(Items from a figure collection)
"""

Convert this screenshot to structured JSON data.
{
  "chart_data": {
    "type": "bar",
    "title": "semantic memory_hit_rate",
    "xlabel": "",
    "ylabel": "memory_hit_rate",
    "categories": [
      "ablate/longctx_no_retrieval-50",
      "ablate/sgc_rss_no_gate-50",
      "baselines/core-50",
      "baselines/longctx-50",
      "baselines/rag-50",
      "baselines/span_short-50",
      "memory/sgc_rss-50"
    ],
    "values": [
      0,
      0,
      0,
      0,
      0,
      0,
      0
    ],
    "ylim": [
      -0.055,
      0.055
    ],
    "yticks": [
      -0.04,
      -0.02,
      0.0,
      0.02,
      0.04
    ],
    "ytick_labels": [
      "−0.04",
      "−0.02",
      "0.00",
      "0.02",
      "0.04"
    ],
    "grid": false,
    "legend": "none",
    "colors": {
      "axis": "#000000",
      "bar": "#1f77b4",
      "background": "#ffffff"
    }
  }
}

"""

Written instruction:
Extract the complete listing verbatim.

Correct result:
Convert this screenshot to structured JSON data.
{
  "chart_data": {
    "type": "bar",
    "title": "semantic memory_hit_rate",
    "xlabel": "",
    "ylabel": "memory_hit_rate",
    "categories": [
      "ablate/longctx_no_retrieval-50",
      "ablate/sgc_rss_no_gate-50",
      "baselines/core-50",
      "baselines/longctx-50",
      "baselines/rag-50",
      "baselines/span_short-50",
      "memory/sgc_rss-50"
    ],
    "values": [
      0,
      0,
      0,
      0,
      0,
      0,
      0
    ],
    "ylim": [
      -0.055,
      0.055
    ],
    "yticks": [
      -0.04,
      -0.02,
      0.0,
      0.02,
      0.04
    ],
    "ytick_labels": [
      "−0.04",
      "−0.02",
      "0.00",
      "0.02",
      "0.04"
    ],
    "grid": false,
    "legend": "none",
    "colors": {
      "axis": "#000000",
      "bar": "#1f77b4",
      "background": "#ffffff"
    }
  }
}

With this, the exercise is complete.